[RECORDS PROVIDED — start]

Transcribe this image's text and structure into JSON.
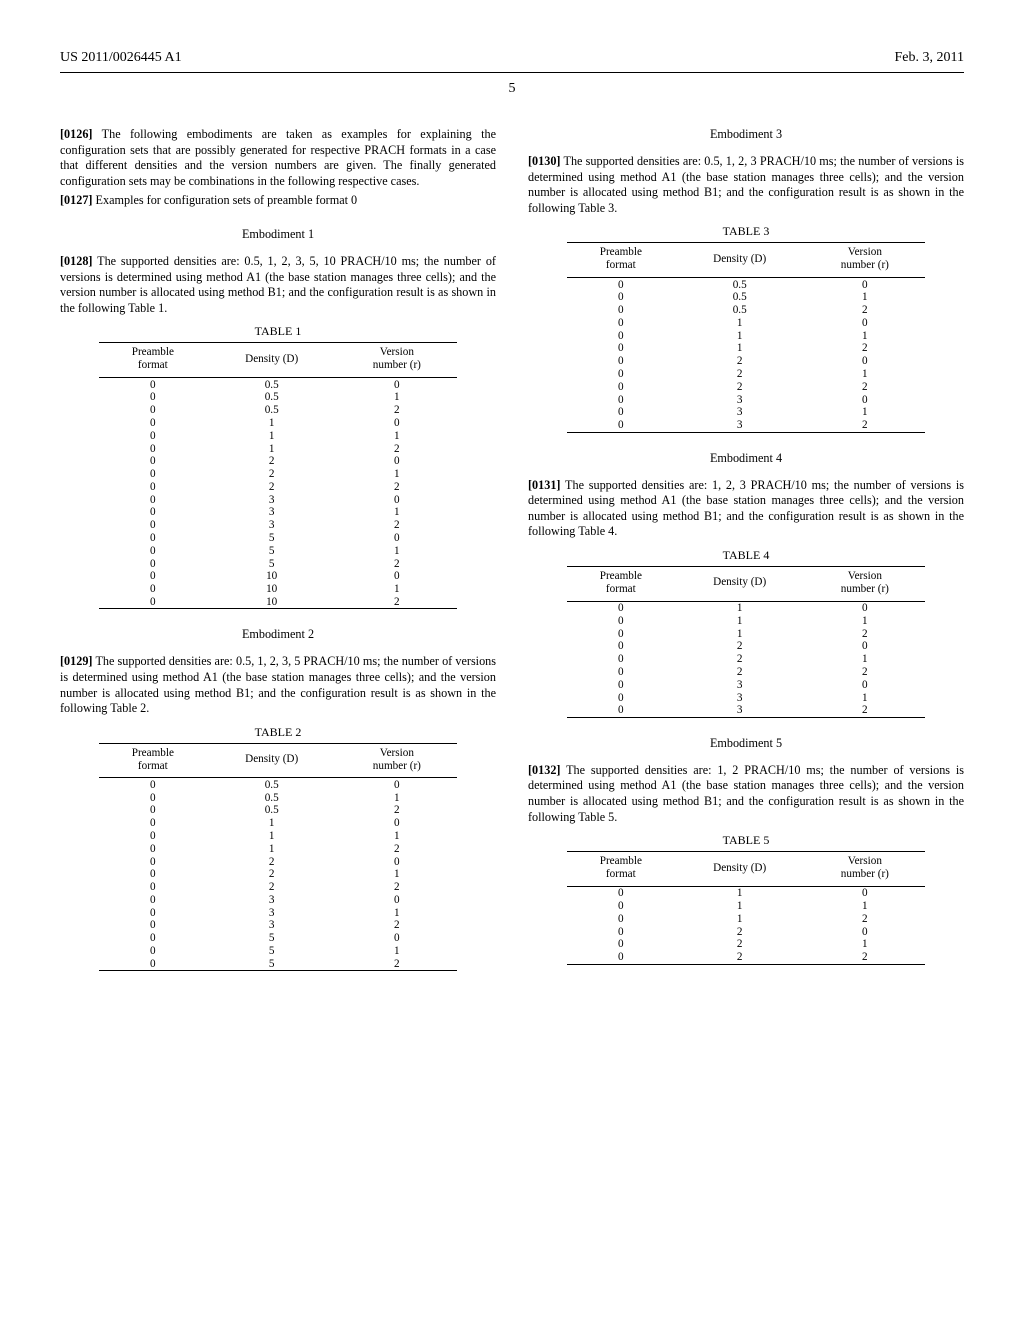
{
  "header": {
    "pub_number": "US 2011/0026445 A1",
    "pub_date": "Feb. 3, 2011",
    "page_number": "5"
  },
  "left": {
    "p0126": {
      "num": "[0126]",
      "text": "The following embodiments are taken as examples for explaining the configuration sets that are possibly generated for respective PRACH formats in a case that different densities and the version numbers are given. The finally generated configuration sets may be combinations in the following respective cases."
    },
    "p0127": {
      "num": "[0127]",
      "text": "Examples for configuration sets of preamble format 0"
    },
    "emb1": {
      "title": "Embodiment 1"
    },
    "p0128": {
      "num": "[0128]",
      "text": "The supported densities are: 0.5, 1, 2, 3, 5, 10 PRACH/10 ms; the number of versions is determined using method A1 (the base station manages three cells); and the version number is allocated using method B1; and the configuration result is as shown in the following Table 1."
    },
    "table1": {
      "title": "TABLE 1",
      "col1": "Preamble\nformat",
      "col2": "Density (D)",
      "col3": "Version\nnumber (r)",
      "rows": [
        [
          "0",
          "0.5",
          "0"
        ],
        [
          "0",
          "0.5",
          "1"
        ],
        [
          "0",
          "0.5",
          "2"
        ],
        [
          "0",
          "1",
          "0"
        ],
        [
          "0",
          "1",
          "1"
        ],
        [
          "0",
          "1",
          "2"
        ],
        [
          "0",
          "2",
          "0"
        ],
        [
          "0",
          "2",
          "1"
        ],
        [
          "0",
          "2",
          "2"
        ],
        [
          "0",
          "3",
          "0"
        ],
        [
          "0",
          "3",
          "1"
        ],
        [
          "0",
          "3",
          "2"
        ],
        [
          "0",
          "5",
          "0"
        ],
        [
          "0",
          "5",
          "1"
        ],
        [
          "0",
          "5",
          "2"
        ],
        [
          "0",
          "10",
          "0"
        ],
        [
          "0",
          "10",
          "1"
        ],
        [
          "0",
          "10",
          "2"
        ]
      ]
    },
    "emb2": {
      "title": "Embodiment 2"
    },
    "p0129": {
      "num": "[0129]",
      "text": "The supported densities are: 0.5, 1, 2, 3, 5 PRACH/10 ms; the number of versions is determined using method A1 (the base station manages three cells); and the version number is allocated using method B1; and the configuration result is as shown in the following Table 2."
    },
    "table2": {
      "title": "TABLE 2",
      "col1": "Preamble\nformat",
      "col2": "Density (D)",
      "col3": "Version\nnumber (r)",
      "rows": [
        [
          "0",
          "0.5",
          "0"
        ],
        [
          "0",
          "0.5",
          "1"
        ],
        [
          "0",
          "0.5",
          "2"
        ],
        [
          "0",
          "1",
          "0"
        ],
        [
          "0",
          "1",
          "1"
        ],
        [
          "0",
          "1",
          "2"
        ],
        [
          "0",
          "2",
          "0"
        ],
        [
          "0",
          "2",
          "1"
        ],
        [
          "0",
          "2",
          "2"
        ],
        [
          "0",
          "3",
          "0"
        ],
        [
          "0",
          "3",
          "1"
        ],
        [
          "0",
          "3",
          "2"
        ],
        [
          "0",
          "5",
          "0"
        ],
        [
          "0",
          "5",
          "1"
        ],
        [
          "0",
          "5",
          "2"
        ]
      ]
    }
  },
  "right": {
    "emb3": {
      "title": "Embodiment 3"
    },
    "p0130": {
      "num": "[0130]",
      "text": "The supported densities are: 0.5, 1, 2, 3 PRACH/10 ms; the number of versions is determined using method A1 (the base station manages three cells); and the version number is allocated using method B1; and the configuration result is as shown in the following Table 3."
    },
    "table3": {
      "title": "TABLE 3",
      "col1": "Preamble\nformat",
      "col2": "Density (D)",
      "col3": "Version\nnumber (r)",
      "rows": [
        [
          "0",
          "0.5",
          "0"
        ],
        [
          "0",
          "0.5",
          "1"
        ],
        [
          "0",
          "0.5",
          "2"
        ],
        [
          "0",
          "1",
          "0"
        ],
        [
          "0",
          "1",
          "1"
        ],
        [
          "0",
          "1",
          "2"
        ],
        [
          "0",
          "2",
          "0"
        ],
        [
          "0",
          "2",
          "1"
        ],
        [
          "0",
          "2",
          "2"
        ],
        [
          "0",
          "3",
          "0"
        ],
        [
          "0",
          "3",
          "1"
        ],
        [
          "0",
          "3",
          "2"
        ]
      ]
    },
    "emb4": {
      "title": "Embodiment 4"
    },
    "p0131": {
      "num": "[0131]",
      "text": "The supported densities are: 1, 2, 3 PRACH/10 ms; the number of versions is determined using method A1 (the base station manages three cells); and the version number is allocated using method B1; and the configuration result is as shown in the following Table 4."
    },
    "table4": {
      "title": "TABLE 4",
      "col1": "Preamble\nformat",
      "col2": "Density (D)",
      "col3": "Version\nnumber (r)",
      "rows": [
        [
          "0",
          "1",
          "0"
        ],
        [
          "0",
          "1",
          "1"
        ],
        [
          "0",
          "1",
          "2"
        ],
        [
          "0",
          "2",
          "0"
        ],
        [
          "0",
          "2",
          "1"
        ],
        [
          "0",
          "2",
          "2"
        ],
        [
          "0",
          "3",
          "0"
        ],
        [
          "0",
          "3",
          "1"
        ],
        [
          "0",
          "3",
          "2"
        ]
      ]
    },
    "emb5": {
      "title": "Embodiment 5"
    },
    "p0132": {
      "num": "[0132]",
      "text": "The supported densities are: 1, 2 PRACH/10 ms; the number of versions is determined using method A1 (the base station manages three cells); and the version number is allocated using method B1; and the configuration result is as shown in the following Table 5."
    },
    "table5": {
      "title": "TABLE 5",
      "col1": "Preamble\nformat",
      "col2": "Density (D)",
      "col3": "Version\nnumber (r)",
      "rows": [
        [
          "0",
          "1",
          "0"
        ],
        [
          "0",
          "1",
          "1"
        ],
        [
          "0",
          "1",
          "2"
        ],
        [
          "0",
          "2",
          "0"
        ],
        [
          "0",
          "2",
          "1"
        ],
        [
          "0",
          "2",
          "2"
        ]
      ]
    }
  }
}
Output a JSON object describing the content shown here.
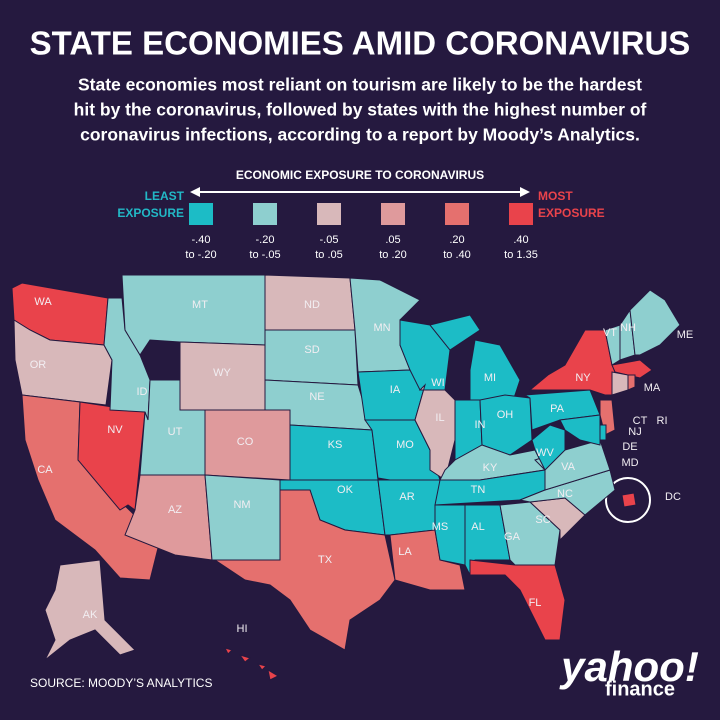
{
  "header": {
    "title": "STATE ECONOMIES AMID CORONAVIRUS",
    "subtitle": [
      "State economies most reliant on tourism are likely to be the hardest",
      "hit by the coronavirus, followed by states with the highest number of",
      "coronavirus infections, according to a report by Moody’s Analytics."
    ]
  },
  "legend": {
    "title": "ECONOMIC EXPOSURE TO CORONAVIRUS",
    "least": [
      "LEAST",
      "EXPOSURE"
    ],
    "least_color": "#22b8c6",
    "most": [
      "MOST",
      "EXPOSURE"
    ],
    "most_color": "#e9434b",
    "items": [
      {
        "color": "#1cbcc6",
        "range": [
          "-.40",
          "to -.20"
        ]
      },
      {
        "color": "#8ecfcf",
        "range": [
          "-.20",
          "to -.05"
        ]
      },
      {
        "color": "#d8b8ba",
        "range": [
          "-.05",
          "to .05"
        ]
      },
      {
        "color": "#df9a9c",
        "range": [
          ".05",
          "to .20"
        ]
      },
      {
        "color": "#e5706e",
        "range": [
          ".20",
          "to .40"
        ]
      },
      {
        "color": "#e9434b",
        "range": [
          ".40",
          "to 1.35"
        ]
      }
    ]
  },
  "states": [
    {
      "label": "WA",
      "color": "#e9434b"
    },
    {
      "label": "OR",
      "color": "#d8b8ba"
    },
    {
      "label": "CA",
      "color": "#e5706e"
    },
    {
      "label": "NV",
      "color": "#e9434b"
    },
    {
      "label": "ID",
      "color": "#8ecfcf"
    },
    {
      "label": "MT",
      "color": "#8ecfcf"
    },
    {
      "label": "WY",
      "color": "#d8b8ba"
    },
    {
      "label": "UT",
      "color": "#8ecfcf"
    },
    {
      "label": "CO",
      "color": "#df9a9c"
    },
    {
      "label": "AZ",
      "color": "#df9a9c"
    },
    {
      "label": "NM",
      "color": "#8ecfcf"
    },
    {
      "label": "ND",
      "color": "#d8b8ba"
    },
    {
      "label": "SD",
      "color": "#8ecfcf"
    },
    {
      "label": "NE",
      "color": "#8ecfcf"
    },
    {
      "label": "KS",
      "color": "#1cbcc6"
    },
    {
      "label": "OK",
      "color": "#1cbcc6"
    },
    {
      "label": "TX",
      "color": "#e5706e"
    },
    {
      "label": "MN",
      "color": "#8ecfcf"
    },
    {
      "label": "IA",
      "color": "#1cbcc6"
    },
    {
      "label": "MO",
      "color": "#1cbcc6"
    },
    {
      "label": "AR",
      "color": "#1cbcc6"
    },
    {
      "label": "LA",
      "color": "#e5706e"
    },
    {
      "label": "WI",
      "color": "#1cbcc6"
    },
    {
      "label": "IL",
      "color": "#d8b8ba"
    },
    {
      "label": "MI",
      "color": "#1cbcc6"
    },
    {
      "label": "IN",
      "color": "#1cbcc6"
    },
    {
      "label": "OH",
      "color": "#1cbcc6"
    },
    {
      "label": "KY",
      "color": "#8ecfcf"
    },
    {
      "label": "TN",
      "color": "#1cbcc6"
    },
    {
      "label": "MS",
      "color": "#1cbcc6"
    },
    {
      "label": "AL",
      "color": "#1cbcc6"
    },
    {
      "label": "GA",
      "color": "#8ecfcf"
    },
    {
      "label": "FL",
      "color": "#e9434b"
    },
    {
      "label": "SC",
      "color": "#d8b8ba"
    },
    {
      "label": "NC",
      "color": "#8ecfcf"
    },
    {
      "label": "VA",
      "color": "#8ecfcf"
    },
    {
      "label": "WV",
      "color": "#1cbcc6"
    },
    {
      "label": "PA",
      "color": "#1cbcc6"
    },
    {
      "label": "NY",
      "color": "#e9434b"
    },
    {
      "label": "VT",
      "color": "#8ecfcf"
    },
    {
      "label": "NH",
      "color": "#8ecfcf"
    },
    {
      "label": "ME",
      "color": "#8ecfcf"
    },
    {
      "label": "MA",
      "color": "#e9434b"
    },
    {
      "label": "CT",
      "color": "#d8b8ba"
    },
    {
      "label": "RI",
      "color": "#e5706e"
    },
    {
      "label": "NJ",
      "color": "#e5706e"
    },
    {
      "label": "DE",
      "color": "#1cbcc6"
    },
    {
      "label": "MD",
      "color": "#1cbcc6"
    },
    {
      "label": "AK",
      "color": "#d8b8ba"
    },
    {
      "label": "HI",
      "color": "#e9434b"
    },
    {
      "label": "DC",
      "color": "#e9434b"
    }
  ],
  "source": "SOURCE:  MOODY’S ANALYTICS",
  "brand": {
    "name": "yahoo!",
    "product": "finance"
  }
}
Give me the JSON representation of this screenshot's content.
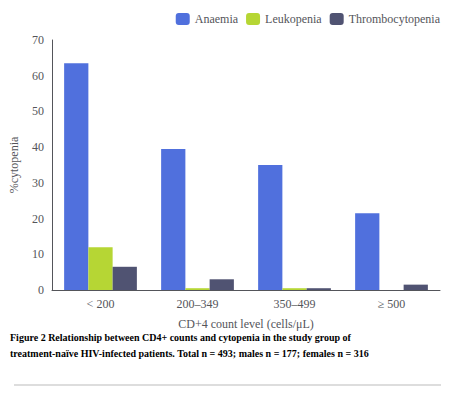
{
  "chart_data": {
    "type": "bar",
    "categories": [
      "< 200",
      "200–349",
      "350–499",
      "≥ 500"
    ],
    "series": [
      {
        "name": "Anaemia",
        "values": [
          63.5,
          39.5,
          35.0,
          21.5
        ]
      },
      {
        "name": "Leukopenia",
        "values": [
          12.0,
          0.5,
          0.5,
          0.0
        ]
      },
      {
        "name": "Thrombocytopenia",
        "values": [
          6.5,
          3.0,
          0.5,
          1.5
        ]
      }
    ],
    "xlabel": "CD+4 count level (cells/μL)",
    "ylabel": "%cytopenia",
    "ylim": [
      0,
      70
    ],
    "yticks": [
      0,
      10,
      20,
      30,
      40,
      50,
      60,
      70
    ],
    "grid": false,
    "legend": "upper right",
    "annotations": [
      "Figure 2 Relationship between CD4+ counts and cytopenia in the study group of",
      "treatment-naïve HIV-infected patients. Total n = 493; males n = 177; females n = 316"
    ]
  }
}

[RECORDS PROVIDED — finish]

▶ ASSIGNMENT
Starting with the line that contains "Give me the" and ending with the last line of the data above, transcribe exactly those lines and no others, without pictures.

▶ ANSWER SPACE
Give me the JSON representation of this screenshot's content.
{
  "chart_data": {
    "type": "bar",
    "categories": [
      "< 200",
      "200–349",
      "350–499",
      "≥ 500"
    ],
    "series": [
      {
        "name": "Anaemia",
        "values": [
          63.5,
          39.5,
          35.0,
          21.5
        ]
      },
      {
        "name": "Leukopenia",
        "values": [
          12.0,
          0.5,
          0.5,
          0.0
        ]
      },
      {
        "name": "Thrombocytopenia",
        "values": [
          6.5,
          3.0,
          0.5,
          1.5
        ]
      }
    ],
    "xlabel": "CD+4 count level (cells/μL)",
    "ylabel": "%cytopenia",
    "ylim": [
      0,
      70
    ],
    "yticks": [
      0,
      10,
      20,
      30,
      40,
      50,
      60,
      70
    ],
    "grid": false,
    "legend": "upper right",
    "annotations": [
      "Figure 2 Relationship between CD4+ counts and cytopenia in the study group of",
      "treatment-naïve HIV-infected patients. Total n = 493; males n = 177; females n = 316"
    ]
  }
}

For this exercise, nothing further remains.